Exercise requirements: List all the lines in these records that hold "title".

(Items listed in a dataset)
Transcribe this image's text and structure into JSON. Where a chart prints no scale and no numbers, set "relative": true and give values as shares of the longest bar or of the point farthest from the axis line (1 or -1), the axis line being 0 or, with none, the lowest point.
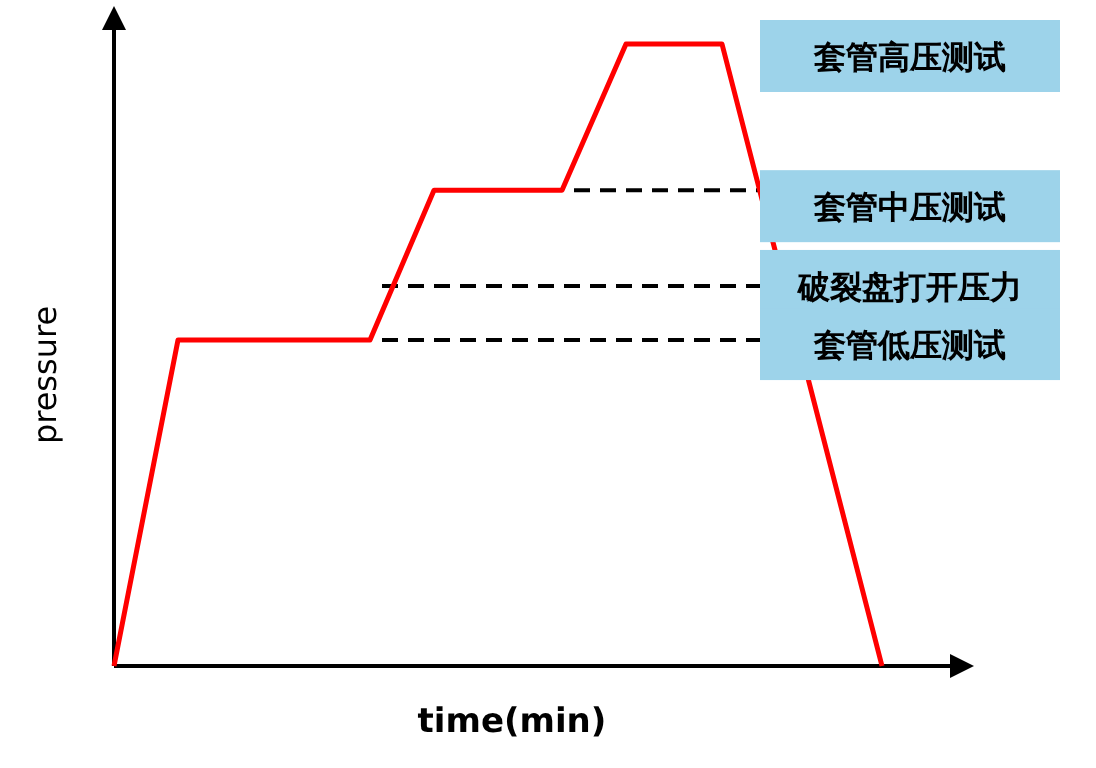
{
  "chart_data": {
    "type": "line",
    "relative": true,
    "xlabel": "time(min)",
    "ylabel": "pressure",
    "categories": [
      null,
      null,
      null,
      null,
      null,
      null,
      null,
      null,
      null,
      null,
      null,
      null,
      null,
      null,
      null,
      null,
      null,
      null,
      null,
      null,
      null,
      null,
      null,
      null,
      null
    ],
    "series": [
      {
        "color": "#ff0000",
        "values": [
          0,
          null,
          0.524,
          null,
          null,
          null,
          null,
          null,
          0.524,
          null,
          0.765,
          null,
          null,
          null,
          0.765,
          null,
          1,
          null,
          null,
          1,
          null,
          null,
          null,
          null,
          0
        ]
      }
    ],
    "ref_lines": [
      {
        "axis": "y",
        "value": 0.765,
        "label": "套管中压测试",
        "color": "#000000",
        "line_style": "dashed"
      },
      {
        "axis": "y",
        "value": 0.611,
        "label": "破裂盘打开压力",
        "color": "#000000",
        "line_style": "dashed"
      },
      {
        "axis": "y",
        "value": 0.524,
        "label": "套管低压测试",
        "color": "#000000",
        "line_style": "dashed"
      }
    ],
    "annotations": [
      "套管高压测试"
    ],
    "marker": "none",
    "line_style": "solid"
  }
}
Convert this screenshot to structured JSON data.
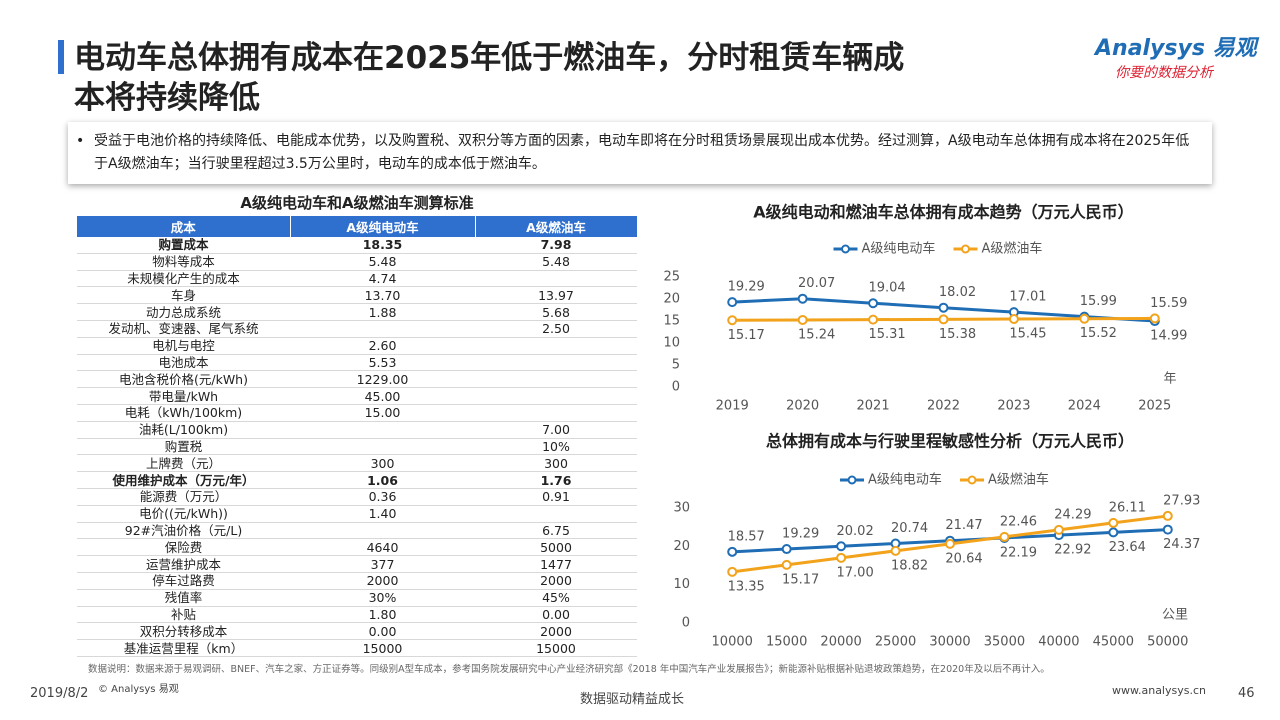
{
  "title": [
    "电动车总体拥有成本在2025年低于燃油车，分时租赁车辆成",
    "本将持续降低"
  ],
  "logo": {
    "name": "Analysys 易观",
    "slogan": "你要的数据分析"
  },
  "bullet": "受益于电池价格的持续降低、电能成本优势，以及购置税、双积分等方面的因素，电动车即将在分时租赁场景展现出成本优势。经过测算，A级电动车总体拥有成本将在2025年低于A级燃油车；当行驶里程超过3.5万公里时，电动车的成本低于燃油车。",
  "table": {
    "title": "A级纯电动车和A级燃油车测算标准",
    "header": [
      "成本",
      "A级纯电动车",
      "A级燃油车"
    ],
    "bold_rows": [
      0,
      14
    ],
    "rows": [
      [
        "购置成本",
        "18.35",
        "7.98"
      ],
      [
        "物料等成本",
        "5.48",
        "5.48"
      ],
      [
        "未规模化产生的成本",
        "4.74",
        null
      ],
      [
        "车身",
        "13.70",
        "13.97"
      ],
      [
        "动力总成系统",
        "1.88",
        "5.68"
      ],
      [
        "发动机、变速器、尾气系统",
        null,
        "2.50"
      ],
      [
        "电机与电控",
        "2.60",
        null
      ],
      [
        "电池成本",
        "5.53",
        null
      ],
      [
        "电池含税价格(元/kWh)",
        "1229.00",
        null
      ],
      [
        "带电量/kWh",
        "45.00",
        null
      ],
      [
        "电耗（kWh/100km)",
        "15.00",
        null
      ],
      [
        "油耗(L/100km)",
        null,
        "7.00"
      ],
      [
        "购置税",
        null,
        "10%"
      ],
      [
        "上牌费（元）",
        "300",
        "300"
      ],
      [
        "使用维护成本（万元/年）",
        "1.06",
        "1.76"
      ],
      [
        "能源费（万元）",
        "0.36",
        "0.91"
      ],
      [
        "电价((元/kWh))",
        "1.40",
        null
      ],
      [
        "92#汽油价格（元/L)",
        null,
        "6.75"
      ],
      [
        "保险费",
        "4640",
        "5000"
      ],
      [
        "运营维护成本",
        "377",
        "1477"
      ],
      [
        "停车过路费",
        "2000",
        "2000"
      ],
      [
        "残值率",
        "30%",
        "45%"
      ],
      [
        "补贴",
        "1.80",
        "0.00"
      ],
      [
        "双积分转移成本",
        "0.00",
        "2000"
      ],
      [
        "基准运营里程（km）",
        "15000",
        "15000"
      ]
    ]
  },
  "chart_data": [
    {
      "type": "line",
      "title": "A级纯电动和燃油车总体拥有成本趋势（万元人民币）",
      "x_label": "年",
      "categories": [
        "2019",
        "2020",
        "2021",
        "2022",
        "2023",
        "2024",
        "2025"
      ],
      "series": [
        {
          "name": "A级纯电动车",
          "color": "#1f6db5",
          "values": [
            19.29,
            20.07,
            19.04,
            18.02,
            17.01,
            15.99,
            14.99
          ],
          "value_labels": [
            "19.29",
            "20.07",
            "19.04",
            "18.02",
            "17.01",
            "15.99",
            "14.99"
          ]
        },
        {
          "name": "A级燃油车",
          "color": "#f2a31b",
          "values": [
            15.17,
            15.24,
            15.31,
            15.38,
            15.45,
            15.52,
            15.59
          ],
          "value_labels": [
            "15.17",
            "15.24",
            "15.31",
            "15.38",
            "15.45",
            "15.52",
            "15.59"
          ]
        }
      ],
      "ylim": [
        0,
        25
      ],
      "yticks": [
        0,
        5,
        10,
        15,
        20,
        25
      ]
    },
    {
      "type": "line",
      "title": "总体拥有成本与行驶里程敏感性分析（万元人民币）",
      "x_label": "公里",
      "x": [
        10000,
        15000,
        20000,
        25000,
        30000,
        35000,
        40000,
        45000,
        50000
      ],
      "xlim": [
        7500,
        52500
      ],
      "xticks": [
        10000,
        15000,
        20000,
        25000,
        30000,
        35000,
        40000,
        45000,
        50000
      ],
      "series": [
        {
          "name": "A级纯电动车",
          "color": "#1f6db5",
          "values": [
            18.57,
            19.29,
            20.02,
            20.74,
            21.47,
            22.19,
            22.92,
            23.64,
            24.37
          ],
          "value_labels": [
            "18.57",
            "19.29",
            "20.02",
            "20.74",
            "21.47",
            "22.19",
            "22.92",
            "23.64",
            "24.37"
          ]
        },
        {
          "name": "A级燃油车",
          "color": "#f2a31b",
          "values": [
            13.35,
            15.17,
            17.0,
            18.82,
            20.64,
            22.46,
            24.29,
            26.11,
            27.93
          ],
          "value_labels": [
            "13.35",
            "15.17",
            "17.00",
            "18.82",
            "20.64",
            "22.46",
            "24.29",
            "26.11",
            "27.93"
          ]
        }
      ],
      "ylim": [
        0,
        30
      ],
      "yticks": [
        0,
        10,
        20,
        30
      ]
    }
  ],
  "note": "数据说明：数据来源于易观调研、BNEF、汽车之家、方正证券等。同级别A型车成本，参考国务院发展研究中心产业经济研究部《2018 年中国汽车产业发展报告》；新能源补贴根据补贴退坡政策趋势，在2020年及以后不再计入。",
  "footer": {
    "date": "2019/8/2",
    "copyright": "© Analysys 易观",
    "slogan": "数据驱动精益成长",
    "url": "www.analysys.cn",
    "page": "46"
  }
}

Answer to the task:
  "title": [
    "title": "A级纯电动车和A级燃油车测算标准",
      "title": "A级纯电动和燃油车总体拥有成本趋势（万元人民币）",
      "title": "总体拥有成本与行驶里程敏感性分析（万元人民币）",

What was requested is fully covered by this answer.